Aim =
Reproduce all the lines exactly as they stand, apart from the pictures.

Saved entries
■ ■ ■ ■ ■ ■ ■

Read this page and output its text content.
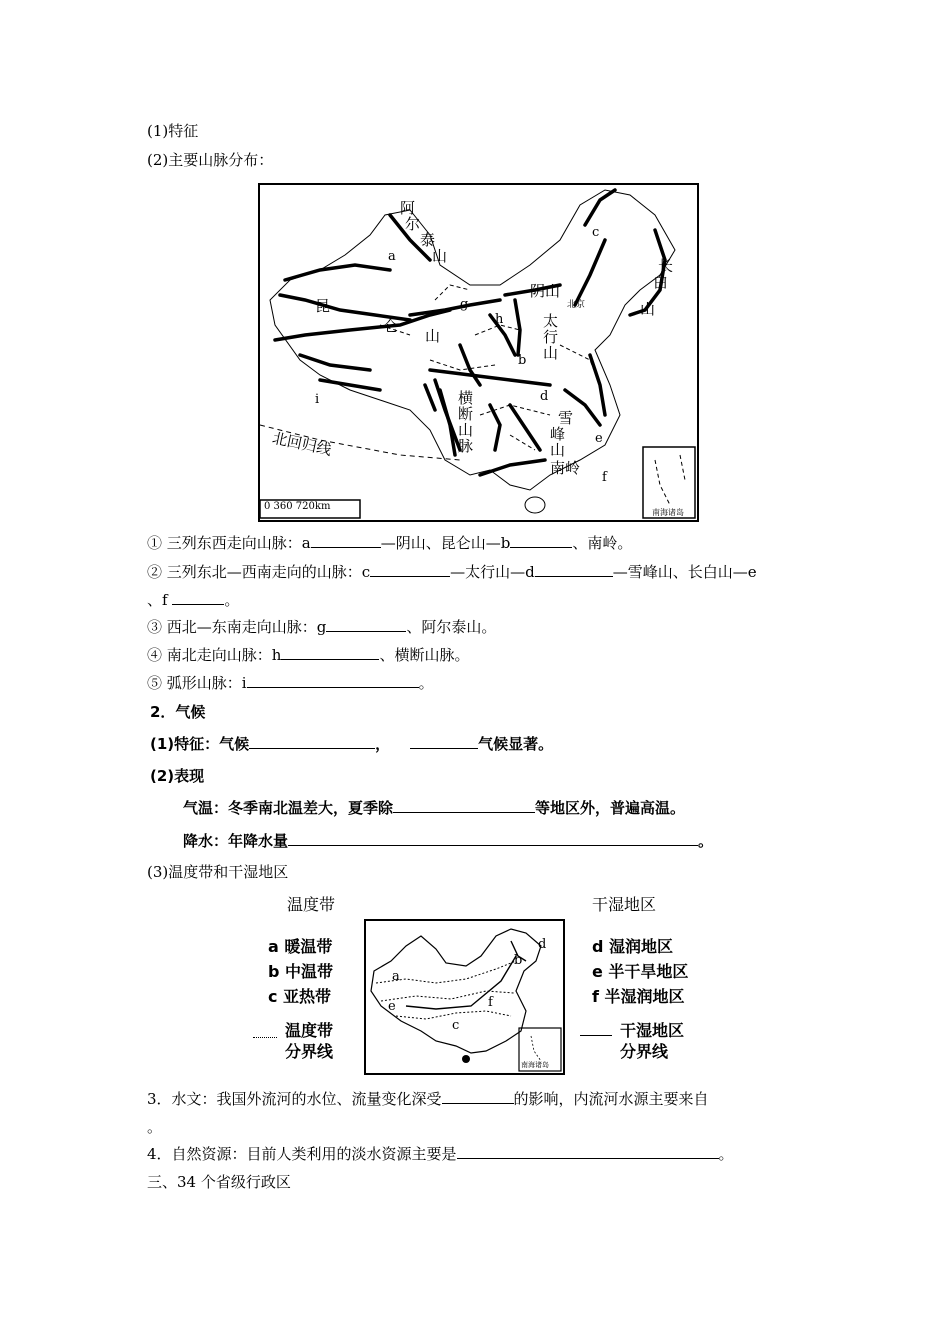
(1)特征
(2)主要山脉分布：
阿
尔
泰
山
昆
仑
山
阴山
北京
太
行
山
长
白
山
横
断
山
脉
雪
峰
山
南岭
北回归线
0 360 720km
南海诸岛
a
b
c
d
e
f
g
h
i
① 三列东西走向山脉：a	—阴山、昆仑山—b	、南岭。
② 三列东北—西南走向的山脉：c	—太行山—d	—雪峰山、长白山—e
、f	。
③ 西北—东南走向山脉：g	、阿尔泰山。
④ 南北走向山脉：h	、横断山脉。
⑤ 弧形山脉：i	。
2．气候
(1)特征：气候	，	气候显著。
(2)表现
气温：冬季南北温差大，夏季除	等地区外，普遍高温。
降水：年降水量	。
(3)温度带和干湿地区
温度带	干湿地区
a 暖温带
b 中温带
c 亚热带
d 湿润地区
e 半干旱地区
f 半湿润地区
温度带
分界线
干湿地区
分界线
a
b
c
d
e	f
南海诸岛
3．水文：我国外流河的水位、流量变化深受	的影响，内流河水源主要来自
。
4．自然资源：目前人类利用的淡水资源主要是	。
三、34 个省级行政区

■ ■ ■ ■ ■ ■ ■

Correct result =
Read this page and output its text content.
(1)特征
(2)主要山脉分布：
阿
尔
泰
山
昆
仑
山
阴山
北京
太
行
山
长
白
山
横
断
山
脉
雪
峰
山
南岭
北回归线
0 360 720km
南海诸岛
a
b
c
d
e
f
g
h
i
① 三列东西走向山脉：a	—阴山、昆仑山—b	、南岭。
② 三列东北—西南走向的山脉：c	—太行山—d	—雪峰山、长白山—e
、f	。
③ 西北—东南走向山脉：g	、阿尔泰山。
④ 南北走向山脉：h	、横断山脉。
⑤ 弧形山脉：i	。
2．气候
(1)特征：气候	，	气候显著。
(2)表现
气温：冬季南北温差大，夏季除	等地区外，普遍高温。
降水：年降水量	。
(3)温度带和干湿地区
温度带	干湿地区
a 暖温带
b 中温带
c 亚热带
d 湿润地区
e 半干旱地区
f 半湿润地区
温度带
分界线
干湿地区
分界线
a
b
c
d
e	f
南海诸岛
3．水文：我国外流河的水位、流量变化深受	的影响，内流河水源主要来自
。
4．自然资源：目前人类利用的淡水资源主要是	。
三、34 个省级行政区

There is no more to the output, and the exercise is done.